**REQUEST**
Select and reproduce each line of the listing below that bears the string "screenshot".

**ENTRIES PROVIDED**
>>>
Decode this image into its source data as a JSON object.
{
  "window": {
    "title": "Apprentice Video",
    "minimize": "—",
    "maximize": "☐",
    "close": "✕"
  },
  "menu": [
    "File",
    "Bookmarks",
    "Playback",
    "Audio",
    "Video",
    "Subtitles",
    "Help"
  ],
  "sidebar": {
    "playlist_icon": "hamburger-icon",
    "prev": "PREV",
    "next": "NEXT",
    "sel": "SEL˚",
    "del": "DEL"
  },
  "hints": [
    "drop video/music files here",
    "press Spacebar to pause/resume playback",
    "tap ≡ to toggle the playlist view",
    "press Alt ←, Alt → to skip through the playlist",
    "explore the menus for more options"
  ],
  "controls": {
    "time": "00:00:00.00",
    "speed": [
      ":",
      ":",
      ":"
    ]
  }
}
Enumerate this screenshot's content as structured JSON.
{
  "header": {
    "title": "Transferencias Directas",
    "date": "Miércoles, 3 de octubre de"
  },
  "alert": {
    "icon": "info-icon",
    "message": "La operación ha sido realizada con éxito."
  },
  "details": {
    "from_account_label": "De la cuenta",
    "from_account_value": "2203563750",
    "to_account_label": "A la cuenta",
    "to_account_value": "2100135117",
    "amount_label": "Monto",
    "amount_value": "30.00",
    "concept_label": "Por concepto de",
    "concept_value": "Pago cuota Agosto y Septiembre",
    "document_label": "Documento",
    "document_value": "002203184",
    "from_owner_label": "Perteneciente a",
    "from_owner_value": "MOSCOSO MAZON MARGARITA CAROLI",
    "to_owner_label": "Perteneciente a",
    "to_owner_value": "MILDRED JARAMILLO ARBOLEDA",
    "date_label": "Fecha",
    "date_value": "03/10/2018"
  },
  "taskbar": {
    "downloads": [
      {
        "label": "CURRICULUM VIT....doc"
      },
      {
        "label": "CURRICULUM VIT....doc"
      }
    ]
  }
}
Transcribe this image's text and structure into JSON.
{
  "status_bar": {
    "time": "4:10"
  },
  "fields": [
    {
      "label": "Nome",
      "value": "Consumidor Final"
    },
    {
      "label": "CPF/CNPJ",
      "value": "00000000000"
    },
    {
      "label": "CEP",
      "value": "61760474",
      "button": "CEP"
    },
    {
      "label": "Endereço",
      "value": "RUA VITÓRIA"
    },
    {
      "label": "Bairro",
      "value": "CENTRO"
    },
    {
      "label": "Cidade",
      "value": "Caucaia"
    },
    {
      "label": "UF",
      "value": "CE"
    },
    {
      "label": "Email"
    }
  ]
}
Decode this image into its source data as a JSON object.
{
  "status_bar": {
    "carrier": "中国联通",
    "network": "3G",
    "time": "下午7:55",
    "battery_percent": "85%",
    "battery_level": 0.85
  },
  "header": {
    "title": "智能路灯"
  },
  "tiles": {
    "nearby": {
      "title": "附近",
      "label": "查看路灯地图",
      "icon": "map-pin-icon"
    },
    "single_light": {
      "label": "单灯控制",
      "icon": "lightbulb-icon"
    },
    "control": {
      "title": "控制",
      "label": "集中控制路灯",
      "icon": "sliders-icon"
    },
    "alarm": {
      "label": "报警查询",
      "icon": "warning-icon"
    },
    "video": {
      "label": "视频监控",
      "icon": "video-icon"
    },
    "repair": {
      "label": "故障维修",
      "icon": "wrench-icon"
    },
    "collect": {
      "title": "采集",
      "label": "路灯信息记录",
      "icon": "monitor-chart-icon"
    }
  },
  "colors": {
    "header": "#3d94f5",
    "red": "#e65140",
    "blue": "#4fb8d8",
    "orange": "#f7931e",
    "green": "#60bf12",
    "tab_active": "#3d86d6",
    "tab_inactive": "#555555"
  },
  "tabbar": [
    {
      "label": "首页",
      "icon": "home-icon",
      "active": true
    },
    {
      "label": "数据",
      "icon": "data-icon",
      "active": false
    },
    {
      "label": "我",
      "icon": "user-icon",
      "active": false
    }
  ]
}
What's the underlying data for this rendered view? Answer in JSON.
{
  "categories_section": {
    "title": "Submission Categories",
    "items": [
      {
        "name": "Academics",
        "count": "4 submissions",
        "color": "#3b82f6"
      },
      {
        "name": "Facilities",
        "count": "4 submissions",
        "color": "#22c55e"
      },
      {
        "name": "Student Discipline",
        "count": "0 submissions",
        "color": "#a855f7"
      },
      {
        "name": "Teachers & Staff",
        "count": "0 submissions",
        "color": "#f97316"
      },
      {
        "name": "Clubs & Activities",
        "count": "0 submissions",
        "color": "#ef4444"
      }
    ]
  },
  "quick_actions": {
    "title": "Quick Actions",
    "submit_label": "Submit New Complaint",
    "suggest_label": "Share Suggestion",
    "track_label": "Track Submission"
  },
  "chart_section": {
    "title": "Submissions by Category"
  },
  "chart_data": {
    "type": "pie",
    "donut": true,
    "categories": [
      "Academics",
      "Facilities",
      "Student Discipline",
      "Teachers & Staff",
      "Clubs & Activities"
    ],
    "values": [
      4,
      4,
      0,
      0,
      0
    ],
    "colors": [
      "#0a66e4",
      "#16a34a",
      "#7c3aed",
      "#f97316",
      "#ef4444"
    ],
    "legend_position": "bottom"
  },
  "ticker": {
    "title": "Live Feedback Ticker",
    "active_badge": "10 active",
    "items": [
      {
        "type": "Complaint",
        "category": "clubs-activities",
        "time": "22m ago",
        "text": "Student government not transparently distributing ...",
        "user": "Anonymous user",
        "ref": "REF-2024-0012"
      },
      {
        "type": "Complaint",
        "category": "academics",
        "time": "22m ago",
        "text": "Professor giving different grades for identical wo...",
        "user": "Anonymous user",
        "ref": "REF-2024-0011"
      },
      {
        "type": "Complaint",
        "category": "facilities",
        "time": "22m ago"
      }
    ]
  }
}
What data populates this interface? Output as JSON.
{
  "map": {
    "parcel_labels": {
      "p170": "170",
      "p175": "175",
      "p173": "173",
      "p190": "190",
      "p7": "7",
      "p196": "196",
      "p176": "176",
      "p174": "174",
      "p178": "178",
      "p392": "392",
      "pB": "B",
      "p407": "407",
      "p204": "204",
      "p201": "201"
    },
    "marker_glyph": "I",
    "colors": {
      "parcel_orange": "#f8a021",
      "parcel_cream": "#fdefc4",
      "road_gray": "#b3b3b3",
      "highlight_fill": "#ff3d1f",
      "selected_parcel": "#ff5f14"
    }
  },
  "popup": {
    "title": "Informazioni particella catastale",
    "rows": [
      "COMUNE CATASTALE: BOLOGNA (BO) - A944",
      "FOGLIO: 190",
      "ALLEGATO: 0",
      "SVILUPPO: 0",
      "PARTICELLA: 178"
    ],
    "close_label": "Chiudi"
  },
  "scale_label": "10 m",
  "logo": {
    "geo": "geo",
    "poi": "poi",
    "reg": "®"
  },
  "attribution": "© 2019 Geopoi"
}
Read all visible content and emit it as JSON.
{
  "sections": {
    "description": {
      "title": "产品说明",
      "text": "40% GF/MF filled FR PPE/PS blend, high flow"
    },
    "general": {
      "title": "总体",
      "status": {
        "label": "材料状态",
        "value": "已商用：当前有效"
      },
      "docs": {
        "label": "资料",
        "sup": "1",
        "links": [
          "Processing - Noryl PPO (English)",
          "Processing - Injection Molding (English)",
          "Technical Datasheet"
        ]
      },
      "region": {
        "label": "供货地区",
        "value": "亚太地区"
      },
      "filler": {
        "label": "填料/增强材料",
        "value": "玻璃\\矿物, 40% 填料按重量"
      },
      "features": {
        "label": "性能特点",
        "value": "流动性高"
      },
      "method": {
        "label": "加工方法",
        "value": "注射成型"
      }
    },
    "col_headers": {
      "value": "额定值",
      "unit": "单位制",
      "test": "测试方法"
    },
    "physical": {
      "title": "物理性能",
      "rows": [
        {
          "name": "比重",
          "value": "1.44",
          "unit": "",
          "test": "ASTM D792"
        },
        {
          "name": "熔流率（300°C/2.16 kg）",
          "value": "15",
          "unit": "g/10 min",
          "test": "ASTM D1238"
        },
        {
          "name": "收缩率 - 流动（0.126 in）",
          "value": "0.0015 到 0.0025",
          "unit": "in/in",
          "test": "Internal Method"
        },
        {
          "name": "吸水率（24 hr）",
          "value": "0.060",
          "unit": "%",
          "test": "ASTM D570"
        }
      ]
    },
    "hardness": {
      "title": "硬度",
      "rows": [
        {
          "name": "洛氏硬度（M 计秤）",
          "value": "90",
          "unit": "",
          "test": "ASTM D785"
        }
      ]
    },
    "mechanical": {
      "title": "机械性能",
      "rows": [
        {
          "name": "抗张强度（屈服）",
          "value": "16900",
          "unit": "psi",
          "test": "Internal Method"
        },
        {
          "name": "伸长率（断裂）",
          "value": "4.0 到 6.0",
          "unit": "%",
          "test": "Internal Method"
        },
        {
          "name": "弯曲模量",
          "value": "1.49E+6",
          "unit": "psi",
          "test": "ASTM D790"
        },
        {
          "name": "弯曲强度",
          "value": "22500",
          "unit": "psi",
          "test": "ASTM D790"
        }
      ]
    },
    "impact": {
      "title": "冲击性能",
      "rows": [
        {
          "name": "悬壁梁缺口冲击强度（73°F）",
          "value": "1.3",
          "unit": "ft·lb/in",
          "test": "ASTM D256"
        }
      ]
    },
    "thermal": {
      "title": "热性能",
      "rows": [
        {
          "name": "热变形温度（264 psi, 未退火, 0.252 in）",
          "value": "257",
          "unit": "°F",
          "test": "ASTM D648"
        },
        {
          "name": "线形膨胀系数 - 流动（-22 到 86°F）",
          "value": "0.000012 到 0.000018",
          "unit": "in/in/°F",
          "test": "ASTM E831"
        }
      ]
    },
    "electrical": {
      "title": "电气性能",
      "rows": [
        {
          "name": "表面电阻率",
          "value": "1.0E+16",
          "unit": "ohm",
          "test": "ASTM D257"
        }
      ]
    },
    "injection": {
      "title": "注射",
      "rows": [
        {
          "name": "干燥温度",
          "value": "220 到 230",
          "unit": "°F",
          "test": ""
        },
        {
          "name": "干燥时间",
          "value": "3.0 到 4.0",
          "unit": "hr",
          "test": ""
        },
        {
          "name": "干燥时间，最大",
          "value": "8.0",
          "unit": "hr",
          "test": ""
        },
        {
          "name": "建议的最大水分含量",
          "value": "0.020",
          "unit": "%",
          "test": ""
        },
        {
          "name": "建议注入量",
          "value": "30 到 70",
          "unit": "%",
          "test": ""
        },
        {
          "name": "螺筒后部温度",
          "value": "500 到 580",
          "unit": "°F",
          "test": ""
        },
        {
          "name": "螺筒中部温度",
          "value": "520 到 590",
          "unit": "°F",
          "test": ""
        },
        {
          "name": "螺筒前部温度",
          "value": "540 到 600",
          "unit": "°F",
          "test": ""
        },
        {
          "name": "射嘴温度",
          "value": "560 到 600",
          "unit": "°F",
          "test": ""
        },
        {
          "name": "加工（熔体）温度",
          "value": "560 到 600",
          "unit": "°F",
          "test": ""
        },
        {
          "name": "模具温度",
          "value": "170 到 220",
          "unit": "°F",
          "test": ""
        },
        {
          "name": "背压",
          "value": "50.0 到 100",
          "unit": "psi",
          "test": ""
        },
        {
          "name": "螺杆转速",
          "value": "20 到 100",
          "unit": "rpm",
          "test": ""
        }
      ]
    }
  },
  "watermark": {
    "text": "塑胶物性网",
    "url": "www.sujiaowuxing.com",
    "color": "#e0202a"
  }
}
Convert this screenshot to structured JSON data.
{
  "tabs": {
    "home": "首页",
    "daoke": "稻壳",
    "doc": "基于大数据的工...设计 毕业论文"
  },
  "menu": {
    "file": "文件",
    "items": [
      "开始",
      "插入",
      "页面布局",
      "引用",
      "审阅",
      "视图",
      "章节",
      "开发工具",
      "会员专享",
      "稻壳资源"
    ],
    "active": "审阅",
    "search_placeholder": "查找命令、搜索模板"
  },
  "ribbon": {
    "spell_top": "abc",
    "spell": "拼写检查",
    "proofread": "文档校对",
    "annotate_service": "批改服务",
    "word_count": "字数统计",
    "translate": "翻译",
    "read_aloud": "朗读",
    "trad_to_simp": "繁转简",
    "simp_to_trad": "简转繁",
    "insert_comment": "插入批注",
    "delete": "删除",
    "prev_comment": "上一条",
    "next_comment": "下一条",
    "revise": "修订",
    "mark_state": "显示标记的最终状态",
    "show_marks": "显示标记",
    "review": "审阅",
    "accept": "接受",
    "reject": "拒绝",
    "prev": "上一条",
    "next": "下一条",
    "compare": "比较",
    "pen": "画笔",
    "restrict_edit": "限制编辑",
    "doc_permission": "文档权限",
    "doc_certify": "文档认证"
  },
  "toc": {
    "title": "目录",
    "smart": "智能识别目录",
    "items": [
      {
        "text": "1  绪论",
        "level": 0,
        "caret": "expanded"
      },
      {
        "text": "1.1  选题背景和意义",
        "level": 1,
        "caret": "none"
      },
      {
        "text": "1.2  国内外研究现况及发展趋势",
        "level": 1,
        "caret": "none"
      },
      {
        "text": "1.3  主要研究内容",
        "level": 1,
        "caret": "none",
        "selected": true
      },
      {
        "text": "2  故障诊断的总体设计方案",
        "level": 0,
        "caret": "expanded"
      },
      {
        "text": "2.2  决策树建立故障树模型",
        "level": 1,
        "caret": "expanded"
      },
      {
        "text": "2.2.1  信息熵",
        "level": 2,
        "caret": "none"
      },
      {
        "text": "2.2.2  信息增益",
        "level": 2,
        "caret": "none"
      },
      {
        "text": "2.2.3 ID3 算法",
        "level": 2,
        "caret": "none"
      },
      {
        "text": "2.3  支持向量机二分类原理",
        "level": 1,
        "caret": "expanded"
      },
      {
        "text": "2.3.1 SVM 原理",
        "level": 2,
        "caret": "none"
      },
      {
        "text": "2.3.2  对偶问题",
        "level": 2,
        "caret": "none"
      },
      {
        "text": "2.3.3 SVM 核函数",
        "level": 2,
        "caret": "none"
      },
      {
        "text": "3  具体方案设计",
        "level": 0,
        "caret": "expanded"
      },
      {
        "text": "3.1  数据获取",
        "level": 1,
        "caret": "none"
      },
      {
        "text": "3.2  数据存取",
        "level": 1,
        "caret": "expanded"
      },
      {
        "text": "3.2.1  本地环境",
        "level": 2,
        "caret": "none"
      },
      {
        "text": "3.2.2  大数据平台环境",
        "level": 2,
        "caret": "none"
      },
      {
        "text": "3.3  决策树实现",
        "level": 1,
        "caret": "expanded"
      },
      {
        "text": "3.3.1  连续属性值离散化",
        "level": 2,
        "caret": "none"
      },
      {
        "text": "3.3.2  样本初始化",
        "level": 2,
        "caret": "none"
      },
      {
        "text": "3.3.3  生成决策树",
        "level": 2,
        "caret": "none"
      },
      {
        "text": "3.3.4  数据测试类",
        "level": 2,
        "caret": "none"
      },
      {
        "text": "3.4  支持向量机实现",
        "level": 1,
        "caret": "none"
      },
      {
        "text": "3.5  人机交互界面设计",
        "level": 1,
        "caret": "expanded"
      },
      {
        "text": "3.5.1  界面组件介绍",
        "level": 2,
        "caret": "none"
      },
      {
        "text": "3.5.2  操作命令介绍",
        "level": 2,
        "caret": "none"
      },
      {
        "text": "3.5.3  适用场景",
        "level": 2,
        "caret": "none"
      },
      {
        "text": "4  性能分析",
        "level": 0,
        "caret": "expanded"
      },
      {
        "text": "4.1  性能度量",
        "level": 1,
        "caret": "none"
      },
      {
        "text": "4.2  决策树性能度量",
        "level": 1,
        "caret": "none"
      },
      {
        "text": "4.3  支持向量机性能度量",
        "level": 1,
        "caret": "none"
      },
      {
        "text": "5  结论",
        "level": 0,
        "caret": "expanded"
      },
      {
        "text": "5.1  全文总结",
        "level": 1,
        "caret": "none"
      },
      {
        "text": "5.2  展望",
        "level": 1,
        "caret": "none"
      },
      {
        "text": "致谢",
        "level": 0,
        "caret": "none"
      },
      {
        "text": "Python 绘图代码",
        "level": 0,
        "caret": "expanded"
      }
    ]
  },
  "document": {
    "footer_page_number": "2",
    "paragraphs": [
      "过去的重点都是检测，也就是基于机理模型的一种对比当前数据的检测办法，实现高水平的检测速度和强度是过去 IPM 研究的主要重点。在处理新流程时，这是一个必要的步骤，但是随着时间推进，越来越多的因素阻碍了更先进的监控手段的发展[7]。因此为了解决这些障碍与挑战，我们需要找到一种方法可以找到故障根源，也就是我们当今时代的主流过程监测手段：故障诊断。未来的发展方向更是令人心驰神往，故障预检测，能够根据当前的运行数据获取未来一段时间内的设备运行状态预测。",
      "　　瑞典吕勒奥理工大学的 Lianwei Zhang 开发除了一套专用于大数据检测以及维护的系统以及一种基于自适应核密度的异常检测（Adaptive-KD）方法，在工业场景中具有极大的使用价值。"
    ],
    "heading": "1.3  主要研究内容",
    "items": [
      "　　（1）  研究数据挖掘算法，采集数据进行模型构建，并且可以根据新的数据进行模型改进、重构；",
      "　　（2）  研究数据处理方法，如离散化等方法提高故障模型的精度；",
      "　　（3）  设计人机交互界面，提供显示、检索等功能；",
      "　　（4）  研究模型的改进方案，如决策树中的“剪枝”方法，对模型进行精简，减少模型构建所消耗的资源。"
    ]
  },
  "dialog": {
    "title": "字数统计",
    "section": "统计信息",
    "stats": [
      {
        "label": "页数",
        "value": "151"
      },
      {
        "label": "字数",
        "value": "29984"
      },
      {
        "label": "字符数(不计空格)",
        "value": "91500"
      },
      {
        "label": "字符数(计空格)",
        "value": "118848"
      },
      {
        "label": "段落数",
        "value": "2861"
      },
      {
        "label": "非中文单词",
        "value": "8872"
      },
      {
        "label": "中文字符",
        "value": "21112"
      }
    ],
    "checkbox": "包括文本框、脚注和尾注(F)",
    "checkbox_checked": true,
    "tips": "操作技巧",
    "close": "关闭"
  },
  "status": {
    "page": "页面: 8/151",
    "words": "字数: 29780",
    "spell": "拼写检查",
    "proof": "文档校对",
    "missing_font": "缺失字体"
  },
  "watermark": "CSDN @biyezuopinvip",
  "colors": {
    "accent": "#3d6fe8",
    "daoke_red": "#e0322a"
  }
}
<<<
**RESULT OF THIS TASK**
Enumerate this screenshot's content as structured JSON.
Convert this screenshot to structured JSON data.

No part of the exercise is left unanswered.